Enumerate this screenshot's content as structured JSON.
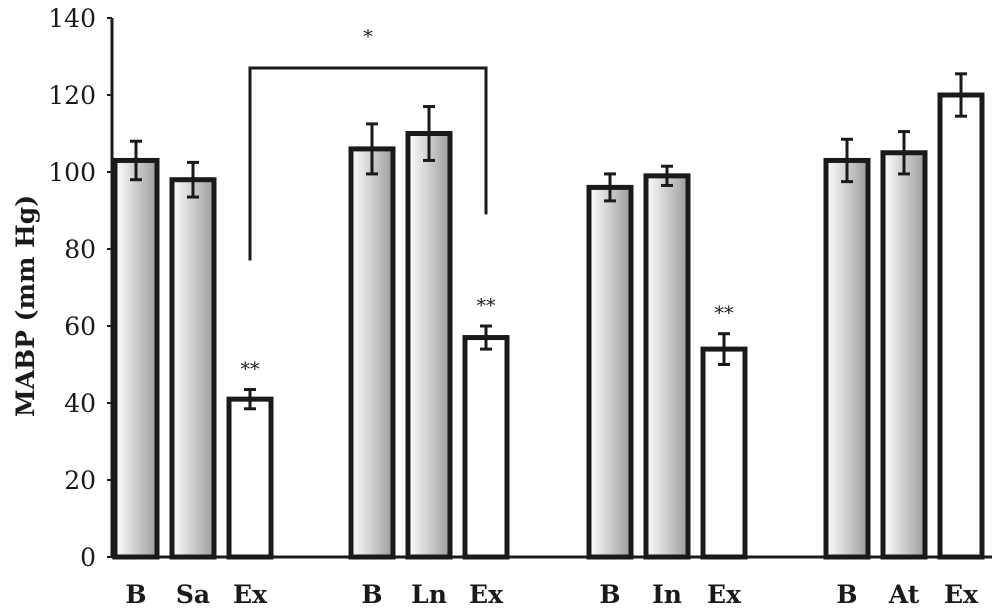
{
  "chart_data": {
    "type": "bar",
    "ylabel": "MABP (mm Hg)",
    "xlabel": "",
    "title": "",
    "ylim": [
      0,
      140
    ],
    "yticks": [
      0,
      20,
      40,
      60,
      80,
      100,
      120,
      140
    ],
    "grid": false,
    "legend": "none",
    "groups": [
      {
        "bars": [
          {
            "label": "B",
            "value": 103,
            "error": 5,
            "fill": "shaded",
            "annotation": ""
          },
          {
            "label": "Sa",
            "value": 98,
            "error": 4.5,
            "fill": "shaded",
            "annotation": ""
          },
          {
            "label": "Ex",
            "value": 41,
            "error": 2.5,
            "fill": "white",
            "annotation": "**"
          }
        ]
      },
      {
        "bars": [
          {
            "label": "B",
            "value": 106,
            "error": 6.5,
            "fill": "shaded",
            "annotation": ""
          },
          {
            "label": "Ln",
            "value": 110,
            "error": 7,
            "fill": "shaded",
            "annotation": ""
          },
          {
            "label": "Ex",
            "value": 57,
            "error": 3,
            "fill": "white",
            "annotation": "**"
          }
        ]
      },
      {
        "bars": [
          {
            "label": "B",
            "value": 96,
            "error": 3.5,
            "fill": "shaded",
            "annotation": ""
          },
          {
            "label": "In",
            "value": 99,
            "error": 2.5,
            "fill": "shaded",
            "annotation": ""
          },
          {
            "label": "Ex",
            "value": 54,
            "error": 4,
            "fill": "white",
            "annotation": "**"
          }
        ]
      },
      {
        "bars": [
          {
            "label": "B",
            "value": 103,
            "error": 5.5,
            "fill": "shaded",
            "annotation": ""
          },
          {
            "label": "At",
            "value": 105,
            "error": 5.5,
            "fill": "shaded",
            "annotation": ""
          },
          {
            "label": "Ex",
            "value": 120,
            "error": 5.5,
            "fill": "white",
            "annotation": ""
          }
        ]
      }
    ],
    "comparison": {
      "from_group": 0,
      "from_bar": 2,
      "to_group": 1,
      "to_bar": 2,
      "label": "*",
      "top_value": 127,
      "from_bottom_value": 77,
      "to_bottom_value": 89
    },
    "colors": {
      "bar_outline": "#1a1a1a",
      "shaded_light": "#ffffff",
      "shaded_dark": "#9c9c9c",
      "white_fill": "#ffffff",
      "axis": "#1a1a1a"
    }
  }
}
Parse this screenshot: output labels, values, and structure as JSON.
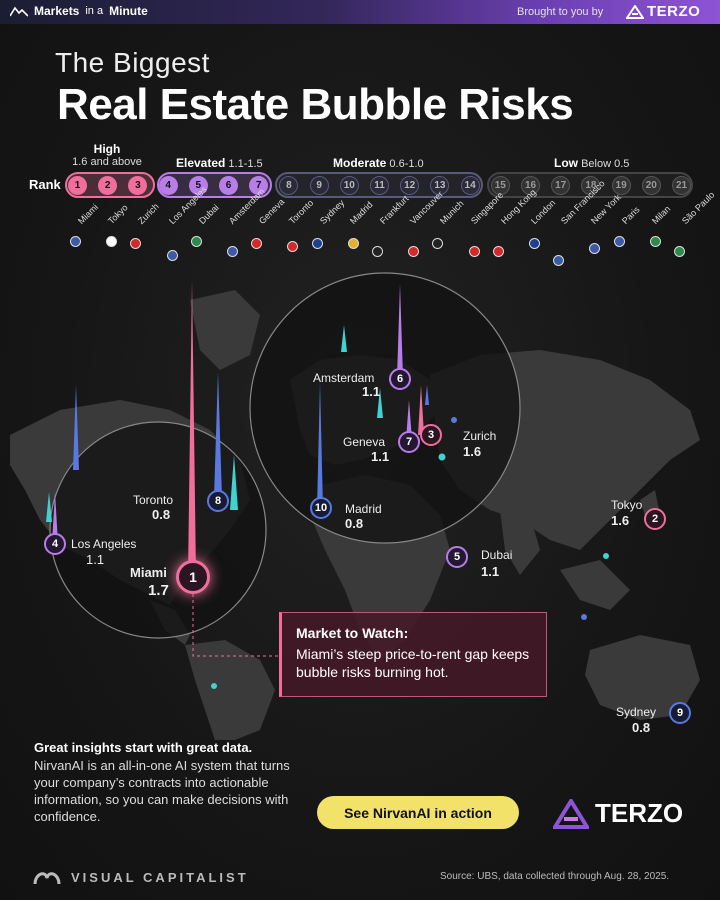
{
  "header": {
    "brand": "Markets",
    "brand_mini": "in a",
    "brand_end": "Minute",
    "sponsor_text": "Brought to you by",
    "sponsor_logo": "TERZO"
  },
  "title": {
    "line1": "The Biggest",
    "line2": "Real Estate Bubble Risks"
  },
  "rank_label": "Rank",
  "tiers": [
    {
      "name": "High",
      "range": "1.6 and above",
      "color": "#f06e9b"
    },
    {
      "name": "Elevated",
      "range": "1.1-1.5",
      "color": "#b77de8"
    },
    {
      "name": "Moderate",
      "range": "0.6-1.0",
      "color": "#5a79e0"
    },
    {
      "name": "Low",
      "range": "Below 0.5",
      "color": "#444444"
    }
  ],
  "ranks": [
    {
      "rank": "1",
      "city": "Miami",
      "tier": 0,
      "flag": "us"
    },
    {
      "rank": "2",
      "city": "Tokyo",
      "tier": 0,
      "flag": "jp"
    },
    {
      "rank": "3",
      "city": "Zurich",
      "tier": 0,
      "flag": "ch"
    },
    {
      "rank": "4",
      "city": "Los Angeles",
      "tier": 1,
      "flag": "us"
    },
    {
      "rank": "5",
      "city": "Dubai",
      "tier": 1,
      "flag": "ae"
    },
    {
      "rank": "6",
      "city": "Amsterdam",
      "tier": 1,
      "flag": "nl"
    },
    {
      "rank": "7",
      "city": "Geneva",
      "tier": 1,
      "flag": "ch"
    },
    {
      "rank": "8",
      "city": "Toronto",
      "tier": 2,
      "flag": "ca"
    },
    {
      "rank": "9",
      "city": "Sydney",
      "tier": 2,
      "flag": "au"
    },
    {
      "rank": "10",
      "city": "Madrid",
      "tier": 2,
      "flag": "es"
    },
    {
      "rank": "11",
      "city": "Frankfurt",
      "tier": 2,
      "flag": "de"
    },
    {
      "rank": "12",
      "city": "Vancouver",
      "tier": 2,
      "flag": "ca"
    },
    {
      "rank": "13",
      "city": "Munich",
      "tier": 2,
      "flag": "de"
    },
    {
      "rank": "14",
      "city": "Singapore",
      "tier": 2,
      "flag": "sg"
    },
    {
      "rank": "15",
      "city": "Hong Kong",
      "tier": 3,
      "flag": "hk"
    },
    {
      "rank": "16",
      "city": "London",
      "tier": 3,
      "flag": "gb"
    },
    {
      "rank": "17",
      "city": "San Francisco",
      "tier": 3,
      "flag": "us"
    },
    {
      "rank": "18",
      "city": "New York",
      "tier": 3,
      "flag": "us"
    },
    {
      "rank": "19",
      "city": "Paris",
      "tier": 3,
      "flag": "fr"
    },
    {
      "rank": "20",
      "city": "Milan",
      "tier": 3,
      "flag": "it"
    },
    {
      "rank": "21",
      "city": "São Paulo",
      "tier": 3,
      "flag": "br"
    }
  ],
  "map_markers": {
    "miami": {
      "rank": "1",
      "city": "Miami",
      "score": "1.7"
    },
    "tokyo": {
      "rank": "2",
      "city": "Tokyo",
      "score": "1.6"
    },
    "zurich": {
      "rank": "3",
      "city": "Zurich",
      "score": "1.6"
    },
    "los_angeles": {
      "rank": "4",
      "city": "Los Angeles",
      "score": "1.1"
    },
    "dubai": {
      "rank": "5",
      "city": "Dubai",
      "score": "1.1"
    },
    "amsterdam": {
      "rank": "6",
      "city": "Amsterdam",
      "score": "1.1"
    },
    "geneva": {
      "rank": "7",
      "city": "Geneva",
      "score": "1.1"
    },
    "toronto": {
      "rank": "8",
      "city": "Toronto",
      "score": "0.8"
    },
    "sydney": {
      "rank": "9",
      "city": "Sydney",
      "score": "0.8"
    },
    "madrid": {
      "rank": "10",
      "city": "Madrid",
      "score": "0.8"
    }
  },
  "market_watch": {
    "heading": "Market to Watch:",
    "body": "Miami’s steep price-to-rent gap keeps bubble risks burning hot."
  },
  "ad": {
    "heading": "Great insights start with great data.",
    "body": "NirvanAI is an all-in-one AI system that turns your company’s contracts into actionable information, so you can make decisions with confidence.",
    "cta": "See NirvanAI in action",
    "logo": "TERZO"
  },
  "footer": {
    "publisher": "VISUAL CAPITALIST",
    "source": "Source: UBS, data collected through Aug. 28, 2025."
  }
}
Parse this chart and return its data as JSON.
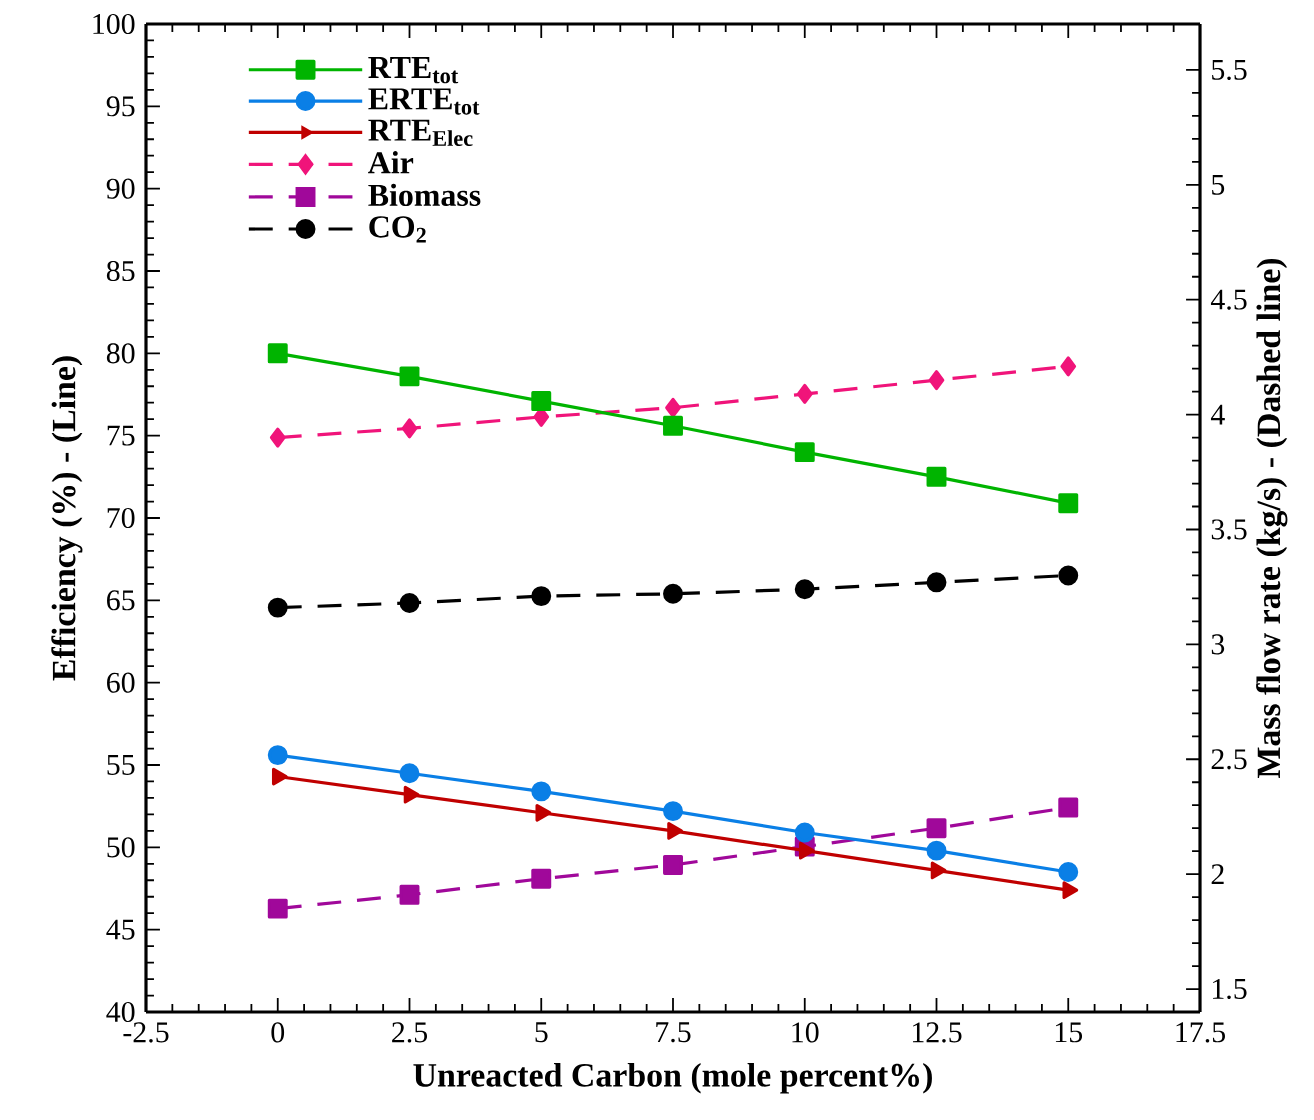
{
  "chart_data": {
    "type": "line",
    "xlabel": "Unreacted Carbon (mole percent%)",
    "ylabel": "Efficiency (%) - (Line)",
    "y2label": "Mass flow rate (kg/s) - (Dashed line)",
    "x": [
      0,
      2.5,
      5,
      7.5,
      10,
      12.5,
      15
    ],
    "xlim": [
      -2.5,
      17.5
    ],
    "xticks": [
      -2.5,
      0,
      2.5,
      5,
      7.5,
      10,
      12.5,
      15,
      17.5
    ],
    "ylim": [
      40,
      100
    ],
    "yticks": [
      40,
      45,
      50,
      55,
      60,
      65,
      70,
      75,
      80,
      85,
      90,
      95,
      100
    ],
    "y2lim": [
      1.4,
      5.7
    ],
    "y2ticks": [
      1.5,
      2,
      2.5,
      3,
      3.5,
      4,
      4.5,
      5,
      5.5
    ],
    "grid": false,
    "legend": "top left",
    "series": [
      {
        "name": "RTE$_{tot}$",
        "color": "#00b400",
        "marker": "square",
        "line_style": "solid",
        "values": [
          80,
          78.6,
          77.1,
          75.6,
          74.0,
          72.5,
          70.9
        ]
      },
      {
        "name": "ERTE$_{tot}$",
        "color": "#0a7fe6",
        "marker": "circle",
        "line_style": "solid",
        "values": [
          55.6,
          54.5,
          53.4,
          52.2,
          50.9,
          49.8,
          48.5
        ]
      },
      {
        "name": "RTE$_{Elec}$",
        "color": "#c00000",
        "marker": "triangle",
        "line_style": "solid",
        "values": [
          54.3,
          53.2,
          52.1,
          51.0,
          49.8,
          48.6,
          47.4
        ]
      },
      {
        "name": "Air",
        "color": "#f0147a",
        "marker": "diamond",
        "line_style": "dashed",
        "axis": "y2",
        "values": [
          3.9,
          3.94,
          3.99,
          4.03,
          4.09,
          4.15,
          4.21
        ]
      },
      {
        "name": "Biomass",
        "color": "#a0089a",
        "marker": "square",
        "line_style": "dashed",
        "axis": "y2",
        "values": [
          1.85,
          1.91,
          1.98,
          2.04,
          2.12,
          2.2,
          2.29
        ]
      },
      {
        "name": "CO$_{2}$",
        "color": "#000000",
        "marker": "circle",
        "line_style": "dashed",
        "axis": "y2",
        "values": [
          3.16,
          3.18,
          3.21,
          3.22,
          3.24,
          3.27,
          3.3
        ]
      }
    ]
  }
}
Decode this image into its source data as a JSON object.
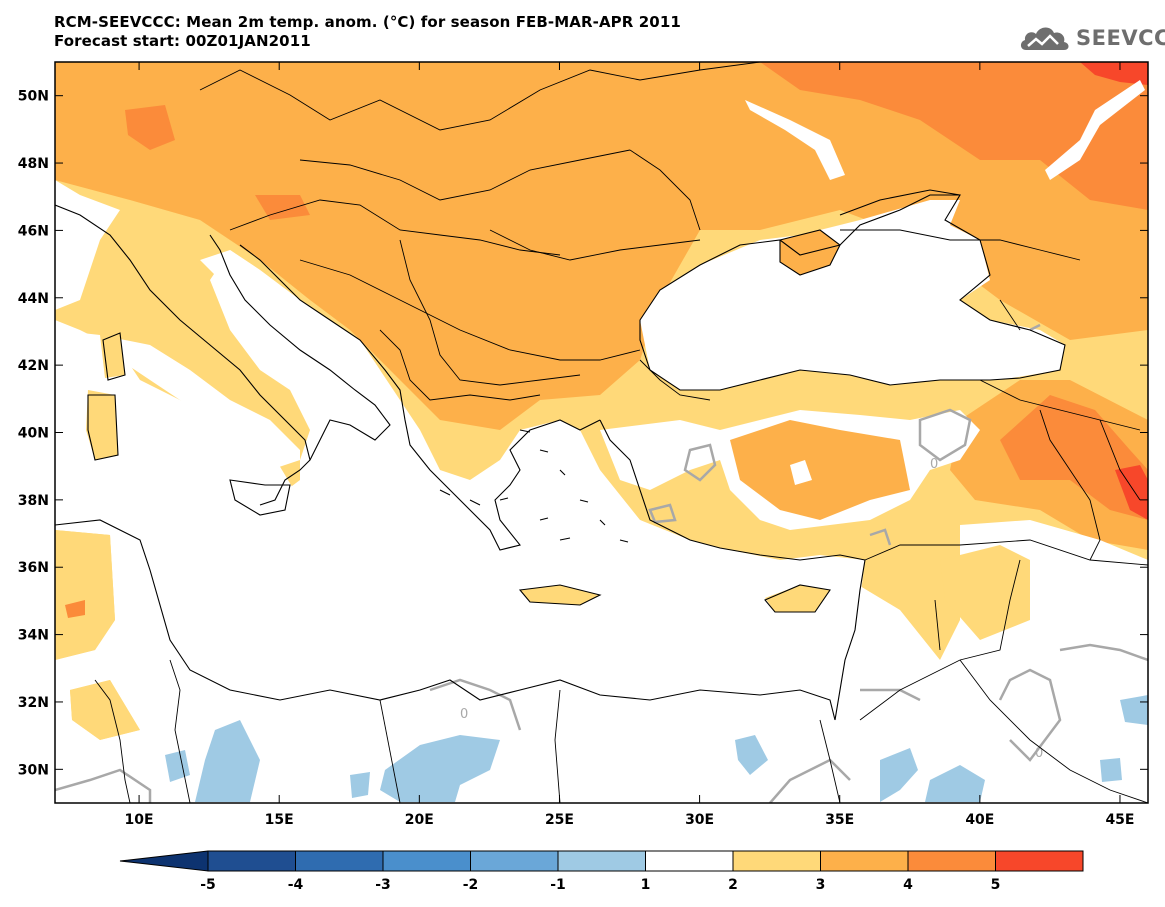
{
  "header": {
    "line1": "RCM-SEEVCCC: Mean 2m temp. anom. (°C) for season FEB-MAR-APR 2011",
    "line2": "Forecast start: 00Z01JAN2011"
  },
  "logo": {
    "text": "SEEVCCC",
    "icon": "cloud-icon"
  },
  "map": {
    "lon_range": [
      7,
      46
    ],
    "lat_range": [
      29,
      51
    ],
    "lat_ticks": [
      "30N",
      "32N",
      "34N",
      "36N",
      "38N",
      "40N",
      "42N",
      "44N",
      "46N",
      "48N",
      "50N"
    ],
    "lat_values": [
      30,
      32,
      34,
      36,
      38,
      40,
      42,
      44,
      46,
      48,
      50
    ],
    "lon_ticks": [
      "10E",
      "15E",
      "20E",
      "25E",
      "30E",
      "35E",
      "40E",
      "45E"
    ],
    "lon_values": [
      10,
      15,
      20,
      25,
      30,
      35,
      40,
      45
    ],
    "contour_label": "0"
  },
  "colorbar": {
    "labels": [
      "-5",
      "-4",
      "-3",
      "-2",
      "-1",
      "1",
      "2",
      "3",
      "4",
      "5"
    ],
    "colors": [
      "#1f4e91",
      "#2f6cb0",
      "#4a8fcc",
      "#6aa7d8",
      "#9fcae4",
      "#ffffff",
      "#ffd979",
      "#fdb04a",
      "#fb8b3a",
      "#f7472a",
      "#d21c1c",
      "#0d3370"
    ]
  }
}
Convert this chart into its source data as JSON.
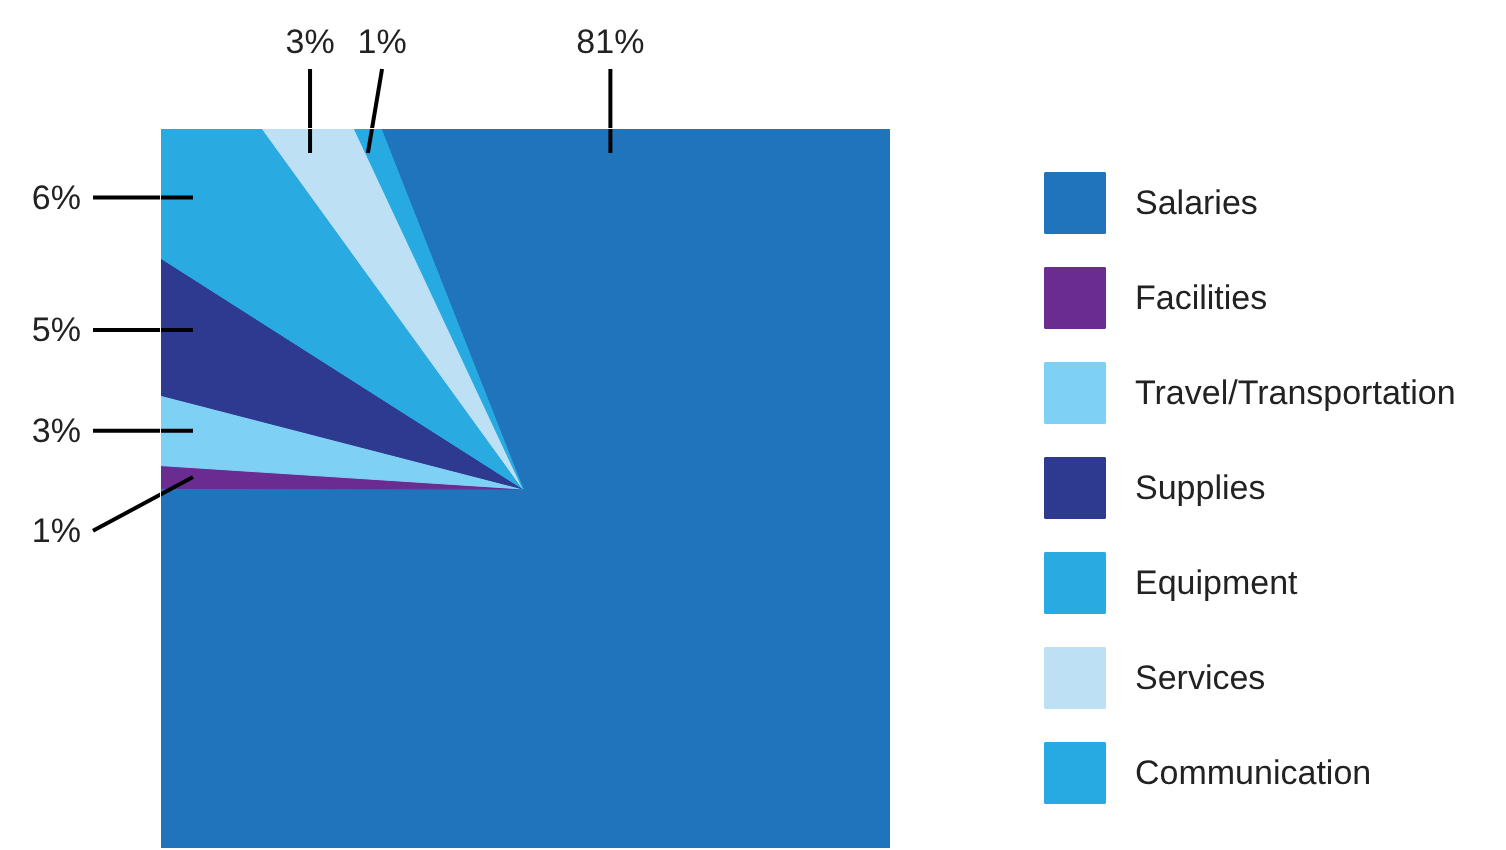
{
  "chart_data": {
    "type": "pie",
    "categories": [
      "Salaries",
      "Facilities",
      "Travel/Transportation",
      "Supplies",
      "Equipment",
      "Services",
      "Communication"
    ],
    "values": [
      81,
      1,
      3,
      5,
      6,
      3,
      1
    ],
    "colors": [
      "#1f74bc",
      "#6a2c91",
      "#7fd0f5",
      "#2e3a8f",
      "#29abe2",
      "#bde0f5",
      "#27aae1"
    ],
    "value_labels": [
      "81%",
      "1%",
      "3%",
      "5%",
      "6%",
      "3%",
      "1%"
    ],
    "legend": "right"
  }
}
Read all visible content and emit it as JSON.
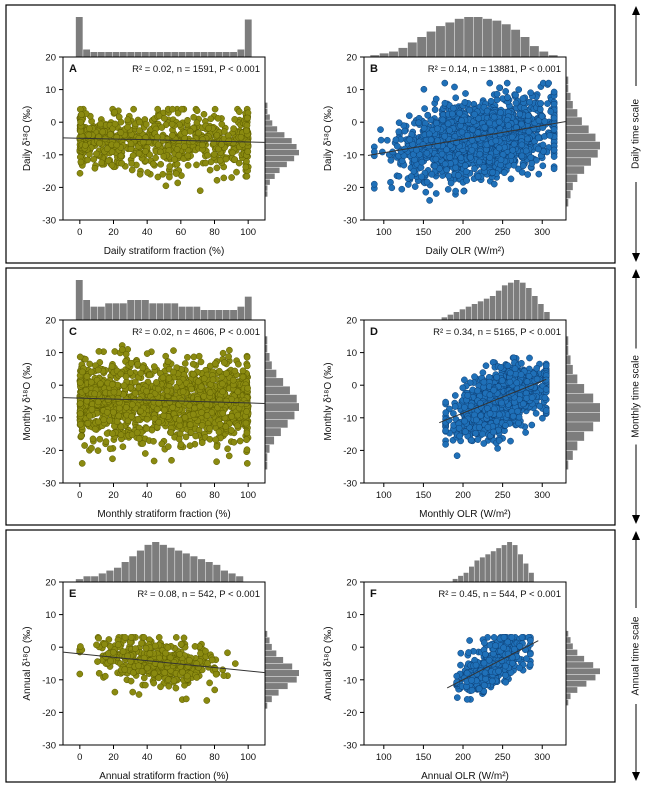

§ **TASK OBJECTIVE**
Some lines of the records may hold the word "SEEVCCC". How many do? Answer with a number and nothing else.

§ **THE SOLUTION**
2